> _Exercise_
Copy out the data below as written; omit any images.

> _Given data_
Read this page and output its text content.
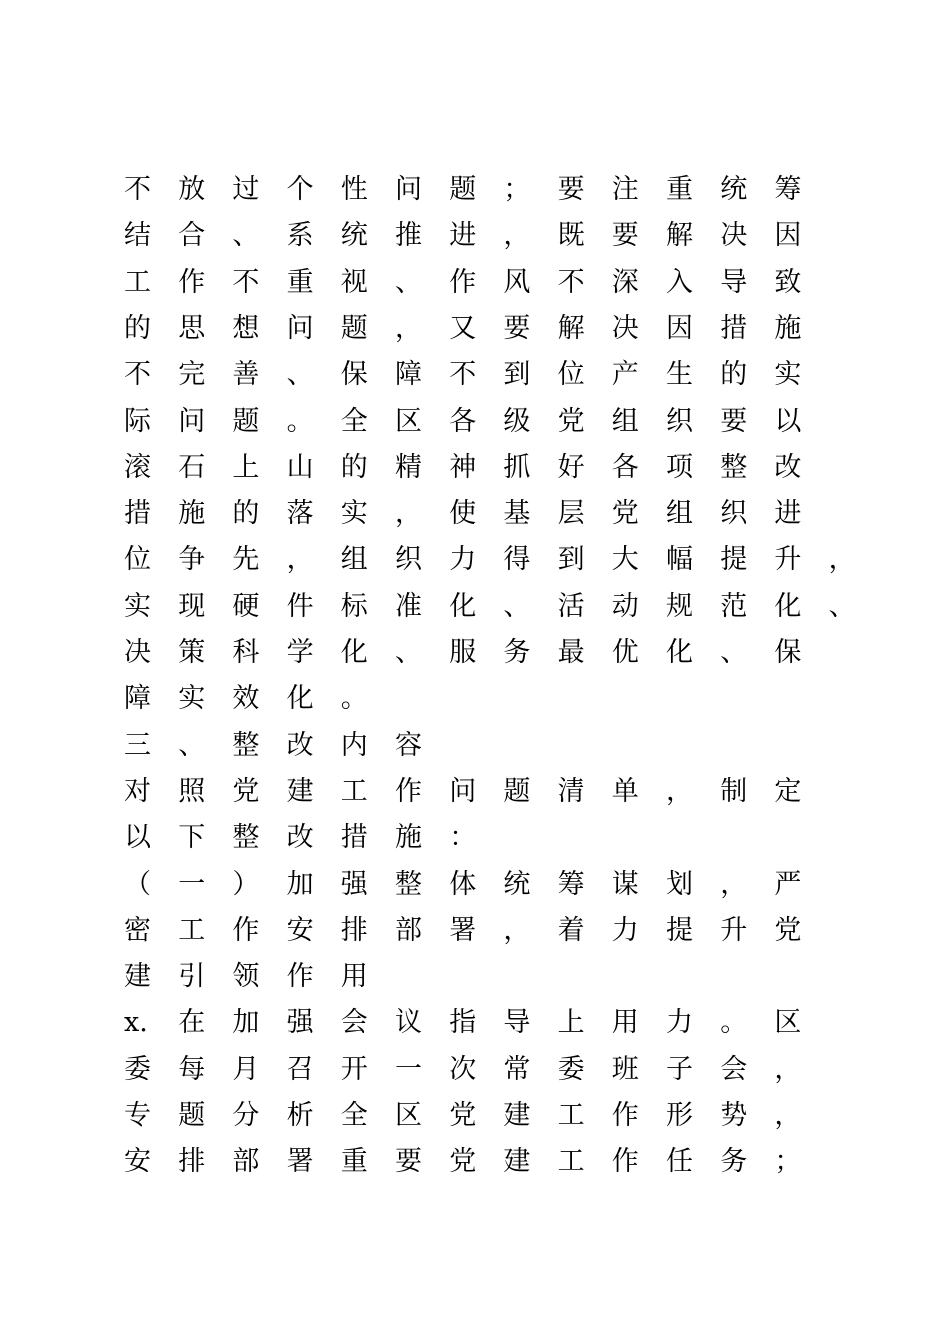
不	放	过	个	性	问	题	；	要	注	重	统	筹
结	合	、	系	统	推	进	，	既	要	解	决	因
工	作	不	重	视	、	作	风	不	深	入	导	致
的	思	想	问	题	，	又	要	解	决	因	措	施
不	完	善	、	保	障	不	到	位	产	生	的	实
际	问	题	。	全	区	各	级	党	组	织	要	以
滚	石	上	山	的	精	神	抓	好	各	项	整	改
措	施	的	落	实	，	使	基	层	党	组	织	进
位	争	先	，	组	织	力	得	到	大	幅	提	升	，
实	现	硬	件	标	准	化	、	活	动	规	范	化	、
决	策	科	学	化	、	服	务	最	优	化	、	保
障	实	效	化	。
三	、	整	改	内	容
对	照	党	建	工	作	问	题	清	单	，	制	定
以	下	整	改	措	施	：
（	一	）	加	强	整	体	统	筹	谋	划	，	严
密	工	作	安	排	部	署	，	着	力	提	升	党
建	引	领	作	用
x.	在	加	强	会	议	指	导	上	用	力	。	区
委	每	月	召	开	一	次	常	委	班	子	会	，
专	题	分	析	全	区	党	建	工	作	形	势	，
安	排	部	署	重	要	党	建	工	作	任	务	；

> _Written reply_
Read this page and output its text content.
不	放	过	个	性	问	题	；	要	注	重	统	筹
结	合	、	系	统	推	进	，	既	要	解	决	因
工	作	不	重	视	、	作	风	不	深	入	导	致
的	思	想	问	题	，	又	要	解	决	因	措	施
不	完	善	、	保	障	不	到	位	产	生	的	实
际	问	题	。	全	区	各	级	党	组	织	要	以
滚	石	上	山	的	精	神	抓	好	各	项	整	改
措	施	的	落	实	，	使	基	层	党	组	织	进
位	争	先	，	组	织	力	得	到	大	幅	提	升	，
实	现	硬	件	标	准	化	、	活	动	规	范	化	、
决	策	科	学	化	、	服	务	最	优	化	、	保
障	实	效	化	。
三	、	整	改	内	容
对	照	党	建	工	作	问	题	清	单	，	制	定
以	下	整	改	措	施	：
（	一	）	加	强	整	体	统	筹	谋	划	，	严
密	工	作	安	排	部	署	，	着	力	提	升	党
建	引	领	作	用
x.	在	加	强	会	议	指	导	上	用	力	。	区
委	每	月	召	开	一	次	常	委	班	子	会	，
专	题	分	析	全	区	党	建	工	作	形	势	，
安	排	部	署	重	要	党	建	工	作	任	务	；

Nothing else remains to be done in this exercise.